▶ _WORK TO DO_:
Check each line of the data for "linetype" and select those that have it.

▶ _Figure record extracts_:
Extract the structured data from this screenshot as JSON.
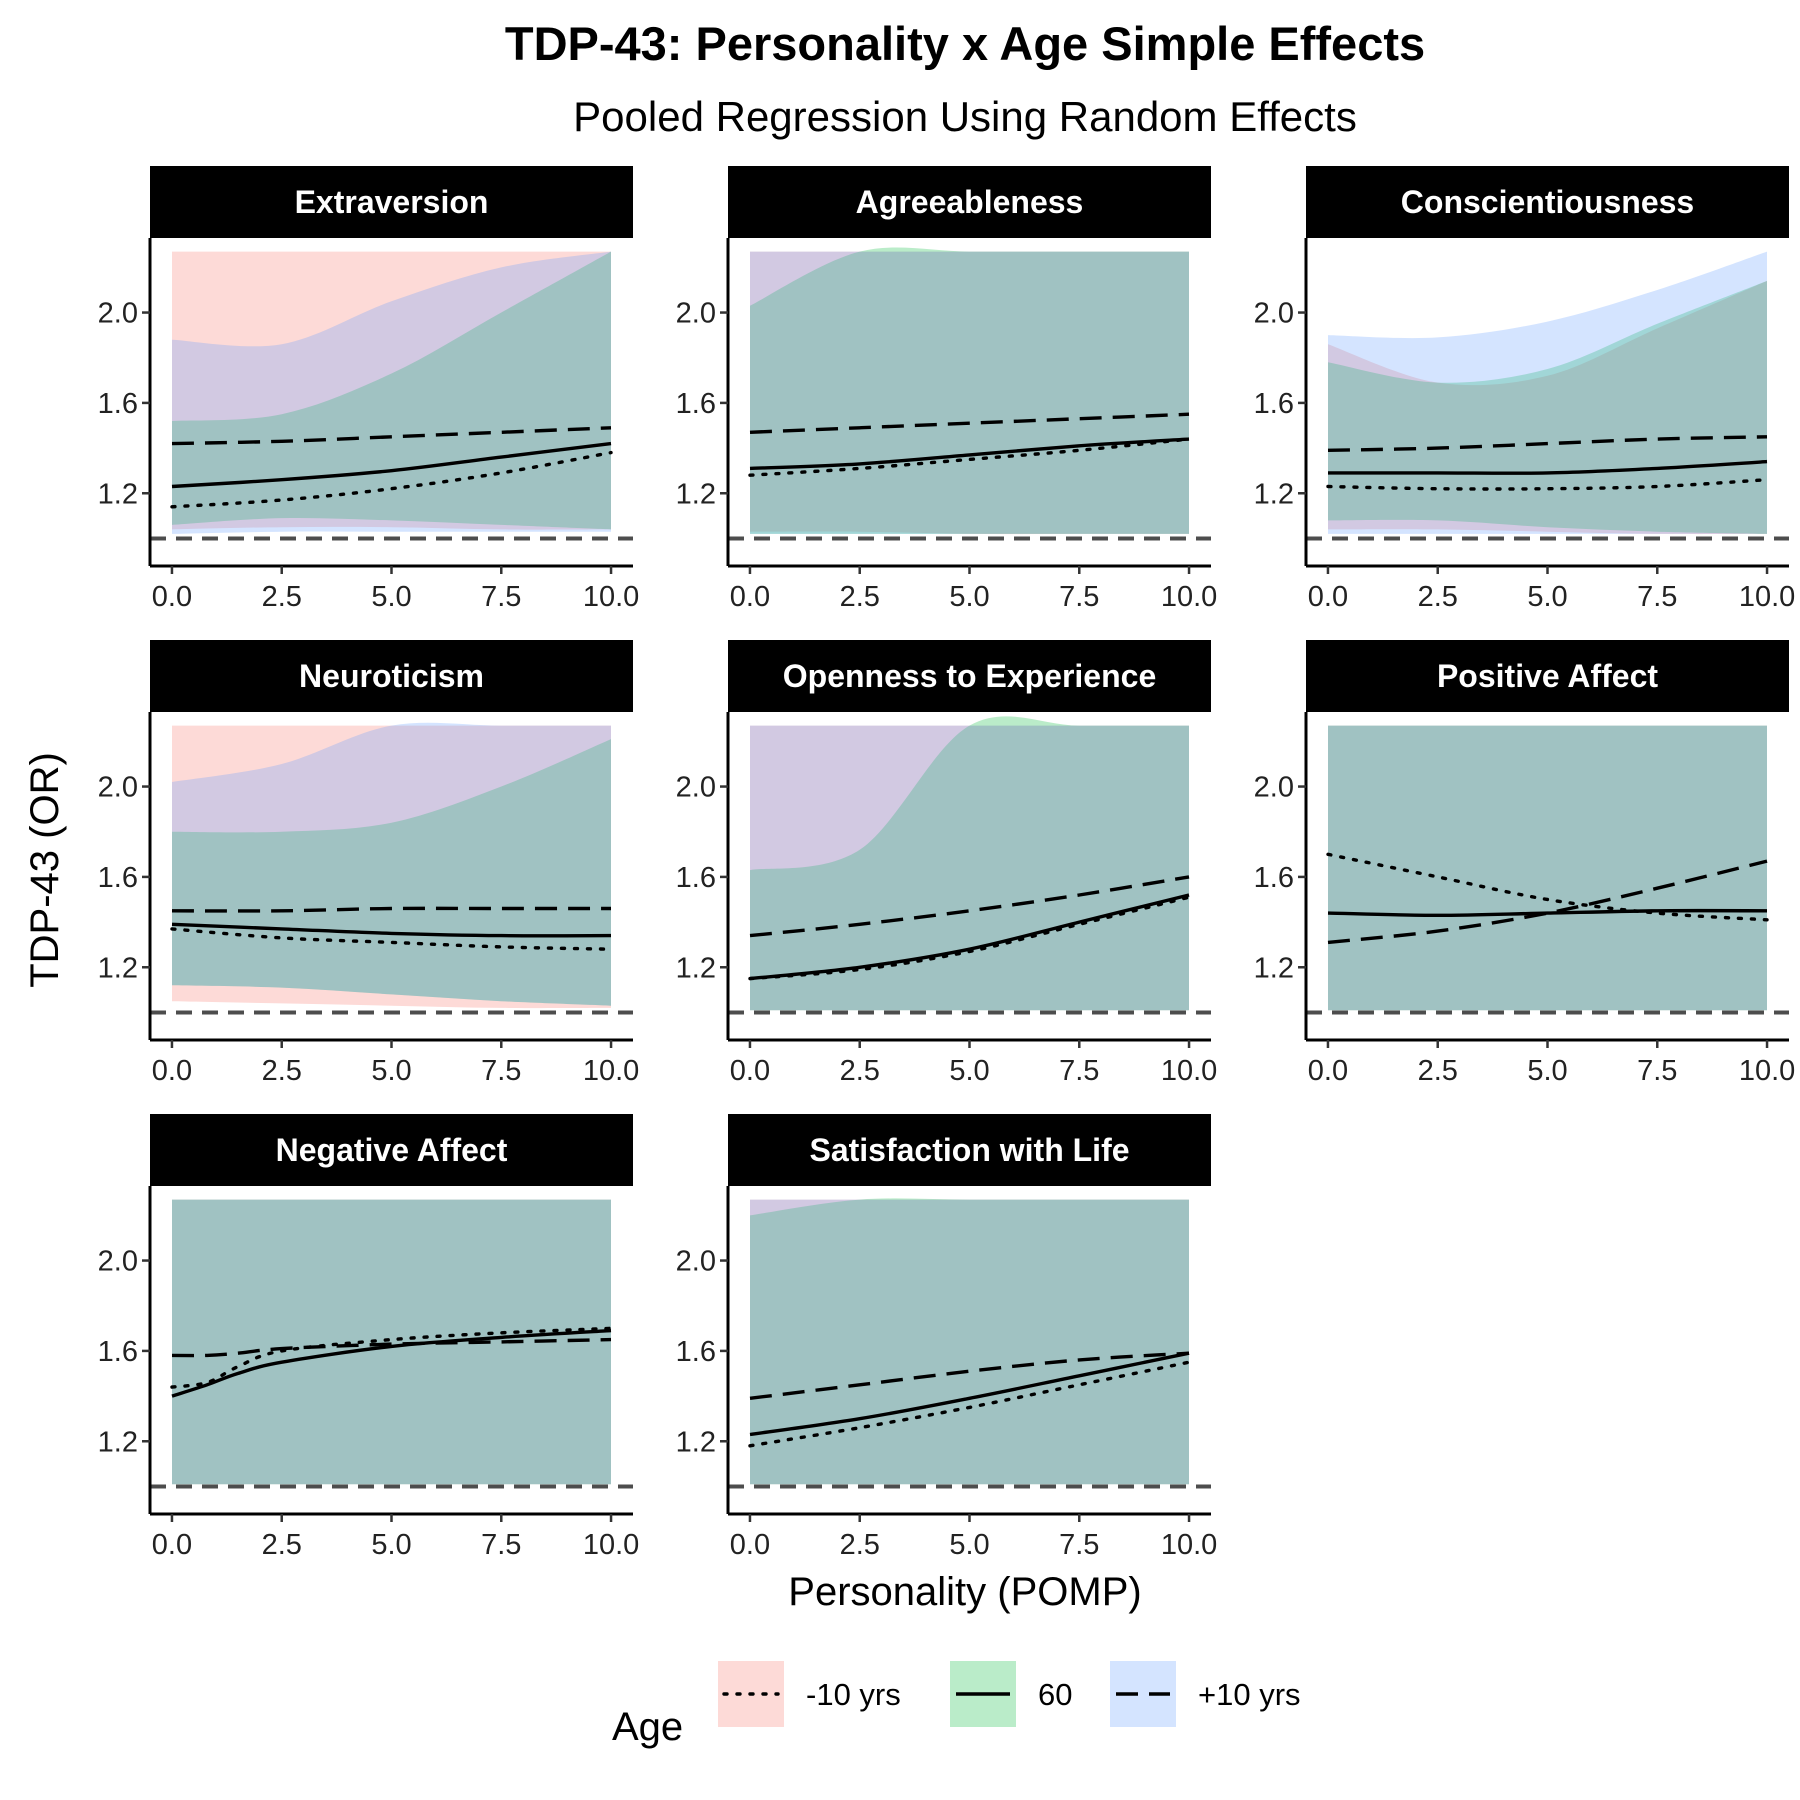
{
  "chart_data": {
    "type": "line",
    "title": "TDP-43: Personality x Age Simple Effects",
    "subtitle": "Pooled Regression Using Random Effects",
    "xlabel": "Personality (POMP)",
    "ylabel": "TDP-43 (OR)",
    "xlim": [
      -0.5,
      10.5
    ],
    "ylim": [
      0.94,
      2.33
    ],
    "xticks": [
      "0.0",
      "2.5",
      "5.0",
      "7.5",
      "10.0"
    ],
    "yticks": [
      "1.2",
      "1.6",
      "2.0"
    ],
    "reference_line": 1.0,
    "grid": false,
    "legend": {
      "title": "Age",
      "position": "bottom",
      "entries": [
        {
          "label": "-10 yrs",
          "linetype": "dotted",
          "fill": "#F8766D"
        },
        {
          "label": "60",
          "linetype": "solid",
          "fill": "#00BA38"
        },
        {
          "label": "+10 yrs",
          "linetype": "dashed",
          "fill": "#619CFF"
        }
      ]
    },
    "panels": [
      {
        "name": "Extraversion",
        "x": [
          0,
          2.5,
          5,
          7.5,
          10
        ],
        "series": [
          {
            "name": "-10 yrs",
            "values": [
              1.14,
              1.17,
              1.22,
              1.29,
              1.38
            ],
            "lower": [
              1.04,
              1.05,
              1.05,
              1.04,
              1.04
            ],
            "upper": [
              2.27,
              2.27,
              2.27,
              2.27,
              2.27
            ]
          },
          {
            "name": "60",
            "values": [
              1.23,
              1.26,
              1.3,
              1.36,
              1.42
            ],
            "lower": [
              1.06,
              1.09,
              1.08,
              1.06,
              1.04
            ],
            "upper": [
              1.52,
              1.55,
              1.73,
              2.0,
              2.27
            ]
          },
          {
            "name": "+10 yrs",
            "values": [
              1.42,
              1.43,
              1.45,
              1.47,
              1.49
            ],
            "lower": [
              1.02,
              1.03,
              1.03,
              1.03,
              1.03
            ],
            "upper": [
              1.88,
              1.86,
              2.05,
              2.2,
              2.27
            ]
          }
        ]
      },
      {
        "name": "Agreeableness",
        "x": [
          0,
          2.5,
          5,
          7.5,
          10
        ],
        "series": [
          {
            "name": "-10 yrs",
            "values": [
              1.28,
              1.31,
              1.35,
              1.39,
              1.44
            ],
            "lower": [
              1.03,
              1.03,
              1.02,
              1.02,
              1.02
            ],
            "upper": [
              2.27,
              2.27,
              2.27,
              2.27,
              2.27
            ]
          },
          {
            "name": "60",
            "values": [
              1.31,
              1.33,
              1.37,
              1.41,
              1.44
            ],
            "lower": [
              1.02,
              1.02,
              1.02,
              1.02,
              1.02
            ],
            "upper": [
              2.03,
              2.27,
              2.27,
              2.27,
              2.27
            ]
          },
          {
            "name": "+10 yrs",
            "values": [
              1.47,
              1.49,
              1.51,
              1.53,
              1.55
            ],
            "lower": [
              1.02,
              1.02,
              1.02,
              1.02,
              1.02
            ],
            "upper": [
              2.27,
              2.27,
              2.27,
              2.27,
              2.27
            ]
          }
        ]
      },
      {
        "name": "Conscientiousness",
        "x": [
          0,
          2.5,
          5,
          7.5,
          10
        ],
        "series": [
          {
            "name": "-10 yrs",
            "values": [
              1.23,
              1.22,
              1.22,
              1.23,
              1.26
            ],
            "lower": [
              1.04,
              1.04,
              1.03,
              1.02,
              1.02
            ],
            "upper": [
              1.86,
              1.69,
              1.72,
              1.93,
              2.14
            ]
          },
          {
            "name": "60",
            "values": [
              1.29,
              1.29,
              1.29,
              1.31,
              1.34
            ],
            "lower": [
              1.08,
              1.08,
              1.05,
              1.03,
              1.02
            ],
            "upper": [
              1.78,
              1.69,
              1.75,
              1.95,
              2.14
            ]
          },
          {
            "name": "+10 yrs",
            "values": [
              1.39,
              1.4,
              1.42,
              1.44,
              1.45
            ],
            "lower": [
              1.02,
              1.02,
              1.02,
              1.02,
              1.02
            ],
            "upper": [
              1.9,
              1.89,
              1.96,
              2.1,
              2.27
            ]
          }
        ]
      },
      {
        "name": "Neuroticism",
        "x": [
          0,
          2.5,
          5,
          7.5,
          10
        ],
        "series": [
          {
            "name": "-10 yrs",
            "values": [
              1.37,
              1.33,
              1.31,
              1.29,
              1.28
            ],
            "lower": [
              1.05,
              1.04,
              1.03,
              1.02,
              1.02
            ],
            "upper": [
              2.27,
              2.27,
              2.27,
              2.27,
              2.27
            ]
          },
          {
            "name": "60",
            "values": [
              1.39,
              1.37,
              1.35,
              1.34,
              1.34
            ],
            "lower": [
              1.12,
              1.11,
              1.08,
              1.05,
              1.03
            ],
            "upper": [
              1.8,
              1.8,
              1.84,
              2.0,
              2.21
            ]
          },
          {
            "name": "+10 yrs",
            "values": [
              1.45,
              1.45,
              1.46,
              1.46,
              1.46
            ],
            "lower": [
              1.12,
              1.11,
              1.08,
              1.05,
              1.03
            ],
            "upper": [
              2.02,
              2.1,
              2.27,
              2.27,
              2.27
            ]
          }
        ]
      },
      {
        "name": "Openness to Experience",
        "x": [
          0,
          2.5,
          5,
          7.5,
          10
        ],
        "series": [
          {
            "name": "-10 yrs",
            "values": [
              1.15,
              1.19,
              1.27,
              1.39,
              1.51
            ],
            "lower": [
              1.01,
              1.01,
              1.01,
              1.01,
              1.01
            ],
            "upper": [
              2.27,
              2.27,
              2.27,
              2.27,
              2.27
            ]
          },
          {
            "name": "60",
            "values": [
              1.15,
              1.2,
              1.28,
              1.4,
              1.52
            ],
            "lower": [
              1.01,
              1.01,
              1.01,
              1.01,
              1.01
            ],
            "upper": [
              1.63,
              1.72,
              2.27,
              2.27,
              2.27
            ]
          },
          {
            "name": "+10 yrs",
            "values": [
              1.34,
              1.39,
              1.45,
              1.52,
              1.6
            ],
            "lower": [
              1.01,
              1.01,
              1.01,
              1.01,
              1.01
            ],
            "upper": [
              2.27,
              2.27,
              2.27,
              2.27,
              2.27
            ]
          }
        ]
      },
      {
        "name": "Positive Affect",
        "x": [
          0,
          2.5,
          5,
          7.5,
          10
        ],
        "series": [
          {
            "name": "-10 yrs",
            "values": [
              1.7,
              1.6,
              1.5,
              1.44,
              1.41
            ],
            "lower": [
              1.01,
              1.01,
              1.01,
              1.01,
              1.01
            ],
            "upper": [
              2.27,
              2.27,
              2.27,
              2.27,
              2.27
            ]
          },
          {
            "name": "60",
            "values": [
              1.44,
              1.43,
              1.44,
              1.45,
              1.45
            ],
            "lower": [
              1.01,
              1.01,
              1.01,
              1.01,
              1.01
            ],
            "upper": [
              2.27,
              2.27,
              2.27,
              2.27,
              2.27
            ]
          },
          {
            "name": "+10 yrs",
            "values": [
              1.31,
              1.36,
              1.44,
              1.55,
              1.67
            ],
            "lower": [
              1.01,
              1.01,
              1.01,
              1.01,
              1.01
            ],
            "upper": [
              2.27,
              2.27,
              2.27,
              2.27,
              2.27
            ]
          }
        ]
      },
      {
        "name": "Negative Affect",
        "x": [
          0,
          0.8,
          1.5,
          2.5,
          5,
          7.5,
          10
        ],
        "series": [
          {
            "name": "-10 yrs",
            "values": [
              1.44,
              1.46,
              1.53,
              1.6,
              1.65,
              1.68,
              1.7
            ],
            "lower": [
              1.01,
              1.01,
              1.01,
              1.01,
              1.01,
              1.01,
              1.01
            ],
            "upper": [
              2.27,
              2.27,
              2.27,
              2.27,
              2.27,
              2.27,
              2.27
            ]
          },
          {
            "name": "60",
            "values": [
              1.4,
              1.45,
              1.5,
              1.55,
              1.62,
              1.66,
              1.69
            ],
            "lower": [
              1.01,
              1.01,
              1.01,
              1.01,
              1.01,
              1.01,
              1.01
            ],
            "upper": [
              2.27,
              2.27,
              2.27,
              2.27,
              2.27,
              2.27,
              2.27
            ]
          },
          {
            "name": "+10 yrs",
            "values": [
              1.58,
              1.58,
              1.59,
              1.61,
              1.63,
              1.64,
              1.65
            ],
            "lower": [
              1.01,
              1.01,
              1.01,
              1.01,
              1.01,
              1.01,
              1.01
            ],
            "upper": [
              2.27,
              2.27,
              2.27,
              2.27,
              2.27,
              2.27,
              2.27
            ]
          }
        ]
      },
      {
        "name": "Satisfaction with Life",
        "x": [
          0,
          2.5,
          5,
          7.5,
          10
        ],
        "series": [
          {
            "name": "-10 yrs",
            "values": [
              1.18,
              1.26,
              1.35,
              1.45,
              1.55
            ],
            "lower": [
              1.01,
              1.01,
              1.01,
              1.01,
              1.01
            ],
            "upper": [
              2.27,
              2.27,
              2.27,
              2.27,
              2.27
            ]
          },
          {
            "name": "60",
            "values": [
              1.23,
              1.3,
              1.39,
              1.49,
              1.59
            ],
            "lower": [
              1.01,
              1.01,
              1.01,
              1.01,
              1.01
            ],
            "upper": [
              2.2,
              2.27,
              2.27,
              2.27,
              2.27
            ]
          },
          {
            "name": "+10 yrs",
            "values": [
              1.39,
              1.45,
              1.51,
              1.56,
              1.59
            ],
            "lower": [
              1.01,
              1.01,
              1.01,
              1.01,
              1.01
            ],
            "upper": [
              2.27,
              2.27,
              2.27,
              2.27,
              2.27
            ]
          }
        ]
      }
    ]
  }
}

▶ _THE OUTPUT_:
          "linetype": "dotted",
          "linetype": "solid",
          "linetype": "dashed",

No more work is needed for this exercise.